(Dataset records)
>>>

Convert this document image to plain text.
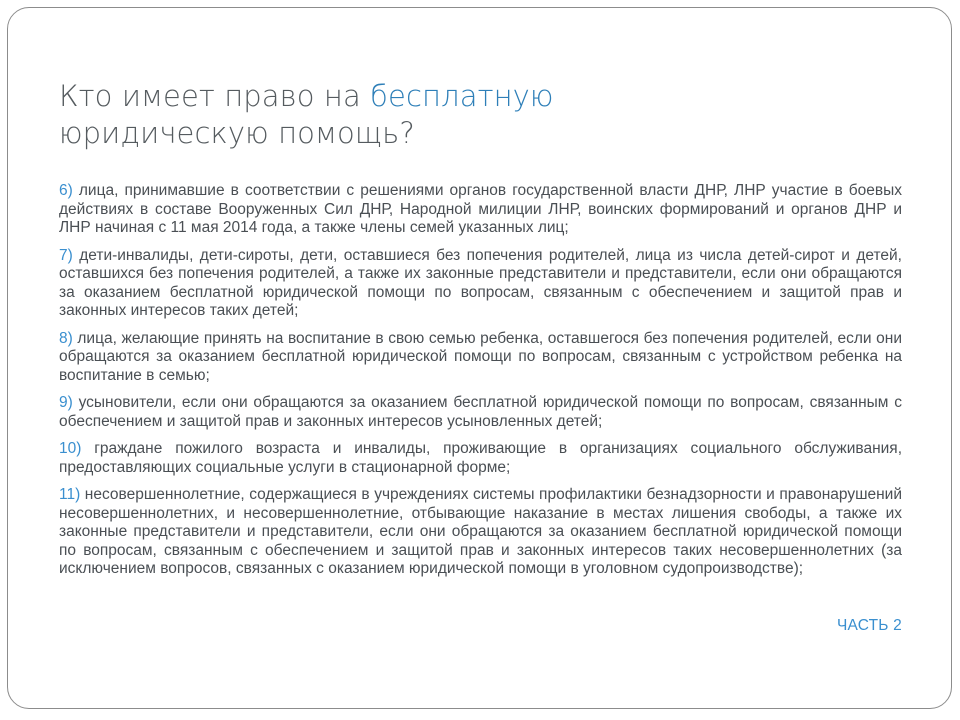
Кто имеет право на бесплатную
юридическую помощь?

6) лица, принимавшие в соответствии с решениями органов государственной власти ДНР, ЛНР участие в боевых действиях в составе Вооруженных Сил ДНР, Народной милиции ЛНР, воинских формирований и органов ДНР и ЛНР начиная с 11 мая 2014 года, а также члены семей указанных лиц;

7) дети-инвалиды, дети-сироты, дети, оставшиеся без попечения родителей, лица из числа детей-сирот и детей, оставшихся без попечения родителей, а также их законные представители и представители, если они обращаются за оказанием бесплатной юридической помощи по вопросам, связанным с обеспечением и защитой прав и законных интересов таких детей;

8) лица, желающие принять на воспитание в свою семью ребенка, оставшегося без попечения родителей, если они обращаются за оказанием бесплатной юридической помощи по вопросам, связанным с устройством ребенка на воспитание в семью;

9) усыновители, если они обращаются за оказанием бесплатной юридической помощи по вопросам, связанным с обеспечением и защитой прав и законных интересов усыновленных детей;

10) граждане пожилого возраста и инвалиды, проживающие в организациях социального обслуживания, предоставляющих социальные услуги в стационарной форме;

11) несовершеннолетние, содержащиеся в учреждениях системы профилактики безнадзорности и правонарушений несовершеннолетних, и несовершеннолетние, отбывающие наказание в местах лишения свободы, а также их законные представители и представители, если они обращаются за оказанием бесплатной юридической помощи по вопросам, связанным с обеспечением и защитой прав и законных интересов таких несовершеннолетних (за исключением вопросов, связанных с оказанием юридической помощи в уголовном судопроизводстве);

ЧАСТЬ 2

<<<

### WHAT THE TASK ASKS
Copy all the lines of data exactly as they appear, dropping any images.

### SOLUTION
Convert this document image to plain text.
Кто имеет право на бесплатную
юридическую помощь?

6) лица, принимавшие в соответствии с решениями органов государственной власти ДНР, ЛНР участие в боевых действиях в составе Вооруженных Сил ДНР, Народной милиции ЛНР, воинских формирований и органов ДНР и ЛНР начиная с 11 мая 2014 года, а также члены семей указанных лиц;

7) дети-инвалиды, дети-сироты, дети, оставшиеся без попечения родителей, лица из числа детей-сирот и детей, оставшихся без попечения родителей, а также их законные представители и представители, если они обращаются за оказанием бесплатной юридической помощи по вопросам, связанным с обеспечением и защитой прав и законных интересов таких детей;

8) лица, желающие принять на воспитание в свою семью ребенка, оставшегося без попечения родителей, если они обращаются за оказанием бесплатной юридической помощи по вопросам, связанным с устройством ребенка на воспитание в семью;

9) усыновители, если они обращаются за оказанием бесплатной юридической помощи по вопросам, связанным с обеспечением и защитой прав и законных интересов усыновленных детей;

10) граждане пожилого возраста и инвалиды, проживающие в организациях социального обслуживания, предоставляющих социальные услуги в стационарной форме;

11) несовершеннолетние, содержащиеся в учреждениях системы профилактики безнадзорности и правонарушений несовершеннолетних, и несовершеннолетние, отбывающие наказание в местах лишения свободы, а также их законные представители и представители, если они обращаются за оказанием бесплатной юридической помощи по вопросам, связанным с обеспечением и защитой прав и законных интересов таких несовершеннолетних (за исключением вопросов, связанных с оказанием юридической помощи в уголовном судопроизводстве);

ЧАСТЬ 2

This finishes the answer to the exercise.